Identify, in the records below, every line where the string "object" appears, and copy each such line.
— START —
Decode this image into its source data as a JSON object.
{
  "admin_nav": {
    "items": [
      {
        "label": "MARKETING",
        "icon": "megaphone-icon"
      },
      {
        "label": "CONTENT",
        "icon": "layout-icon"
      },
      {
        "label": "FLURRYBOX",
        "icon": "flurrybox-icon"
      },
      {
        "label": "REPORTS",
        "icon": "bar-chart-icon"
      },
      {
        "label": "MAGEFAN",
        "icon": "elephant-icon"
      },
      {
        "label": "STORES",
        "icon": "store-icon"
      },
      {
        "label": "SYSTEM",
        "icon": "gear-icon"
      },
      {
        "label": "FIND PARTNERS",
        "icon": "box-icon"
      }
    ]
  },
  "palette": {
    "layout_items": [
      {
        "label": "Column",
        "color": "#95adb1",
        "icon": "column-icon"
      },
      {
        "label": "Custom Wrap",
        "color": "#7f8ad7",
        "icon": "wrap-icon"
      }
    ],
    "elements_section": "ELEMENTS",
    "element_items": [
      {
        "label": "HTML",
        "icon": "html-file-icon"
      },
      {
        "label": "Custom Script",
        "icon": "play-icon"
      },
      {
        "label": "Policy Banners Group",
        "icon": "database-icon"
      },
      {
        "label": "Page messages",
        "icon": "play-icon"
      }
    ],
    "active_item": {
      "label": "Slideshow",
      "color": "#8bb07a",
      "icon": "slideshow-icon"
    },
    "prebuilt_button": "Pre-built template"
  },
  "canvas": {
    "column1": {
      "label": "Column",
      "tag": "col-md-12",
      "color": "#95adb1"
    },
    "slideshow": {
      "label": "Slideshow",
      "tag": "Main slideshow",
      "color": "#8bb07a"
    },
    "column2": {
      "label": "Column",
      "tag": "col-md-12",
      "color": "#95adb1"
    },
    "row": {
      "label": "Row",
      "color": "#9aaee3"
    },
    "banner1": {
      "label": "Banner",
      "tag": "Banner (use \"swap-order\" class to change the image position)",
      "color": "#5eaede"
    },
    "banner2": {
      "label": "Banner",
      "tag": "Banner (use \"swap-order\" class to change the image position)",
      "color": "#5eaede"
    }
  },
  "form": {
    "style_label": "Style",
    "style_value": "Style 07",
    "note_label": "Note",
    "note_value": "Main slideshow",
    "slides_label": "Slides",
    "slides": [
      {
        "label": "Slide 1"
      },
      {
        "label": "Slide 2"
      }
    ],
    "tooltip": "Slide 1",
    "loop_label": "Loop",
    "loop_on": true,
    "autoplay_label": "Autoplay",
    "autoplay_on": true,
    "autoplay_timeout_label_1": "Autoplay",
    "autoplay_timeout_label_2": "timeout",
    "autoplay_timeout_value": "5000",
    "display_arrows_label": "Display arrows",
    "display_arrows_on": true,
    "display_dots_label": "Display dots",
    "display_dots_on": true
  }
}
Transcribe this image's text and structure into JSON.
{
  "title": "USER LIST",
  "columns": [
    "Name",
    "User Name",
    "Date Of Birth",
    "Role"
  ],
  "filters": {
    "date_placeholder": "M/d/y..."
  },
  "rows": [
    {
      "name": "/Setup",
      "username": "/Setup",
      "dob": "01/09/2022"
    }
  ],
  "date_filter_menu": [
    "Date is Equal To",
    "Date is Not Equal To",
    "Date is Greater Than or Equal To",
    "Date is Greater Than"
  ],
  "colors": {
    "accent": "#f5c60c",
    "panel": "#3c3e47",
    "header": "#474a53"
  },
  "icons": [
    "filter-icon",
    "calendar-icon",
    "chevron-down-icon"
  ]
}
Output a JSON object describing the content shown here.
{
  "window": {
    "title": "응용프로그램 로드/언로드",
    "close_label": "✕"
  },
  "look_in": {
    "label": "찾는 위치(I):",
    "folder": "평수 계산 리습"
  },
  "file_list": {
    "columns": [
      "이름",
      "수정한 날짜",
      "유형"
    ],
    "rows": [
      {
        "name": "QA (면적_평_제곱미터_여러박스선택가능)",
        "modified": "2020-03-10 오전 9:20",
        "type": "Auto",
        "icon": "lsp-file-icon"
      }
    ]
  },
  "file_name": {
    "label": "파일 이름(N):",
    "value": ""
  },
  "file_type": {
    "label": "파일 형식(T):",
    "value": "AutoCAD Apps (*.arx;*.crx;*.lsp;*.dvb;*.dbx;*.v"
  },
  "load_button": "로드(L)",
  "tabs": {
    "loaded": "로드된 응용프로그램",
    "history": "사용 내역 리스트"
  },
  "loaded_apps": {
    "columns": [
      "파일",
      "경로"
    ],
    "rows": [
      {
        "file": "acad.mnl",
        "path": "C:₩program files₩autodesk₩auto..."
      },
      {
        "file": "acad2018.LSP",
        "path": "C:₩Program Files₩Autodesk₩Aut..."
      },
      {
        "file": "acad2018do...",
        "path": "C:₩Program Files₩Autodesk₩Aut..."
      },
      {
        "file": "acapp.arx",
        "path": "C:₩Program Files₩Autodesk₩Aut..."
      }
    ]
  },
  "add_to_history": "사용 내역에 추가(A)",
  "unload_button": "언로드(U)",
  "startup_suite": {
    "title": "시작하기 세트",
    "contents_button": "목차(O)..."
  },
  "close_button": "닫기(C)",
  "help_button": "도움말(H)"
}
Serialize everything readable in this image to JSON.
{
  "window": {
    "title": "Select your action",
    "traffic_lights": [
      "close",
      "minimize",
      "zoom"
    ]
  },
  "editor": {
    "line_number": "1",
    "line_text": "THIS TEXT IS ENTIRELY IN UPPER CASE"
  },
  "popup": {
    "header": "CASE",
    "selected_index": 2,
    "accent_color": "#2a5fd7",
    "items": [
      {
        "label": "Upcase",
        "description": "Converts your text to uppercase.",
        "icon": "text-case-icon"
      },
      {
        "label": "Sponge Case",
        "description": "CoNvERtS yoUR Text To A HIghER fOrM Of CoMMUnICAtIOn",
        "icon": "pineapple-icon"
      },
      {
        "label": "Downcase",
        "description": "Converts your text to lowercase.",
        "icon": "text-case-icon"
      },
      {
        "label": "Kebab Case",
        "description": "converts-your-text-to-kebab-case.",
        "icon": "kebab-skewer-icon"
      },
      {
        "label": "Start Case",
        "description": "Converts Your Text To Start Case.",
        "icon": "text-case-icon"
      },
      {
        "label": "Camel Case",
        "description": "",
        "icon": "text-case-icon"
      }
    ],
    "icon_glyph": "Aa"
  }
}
— END —
▶ **Reply to the task**
Decode this image into its source data as a JSON object.
Output a JSON object describing the content shown here.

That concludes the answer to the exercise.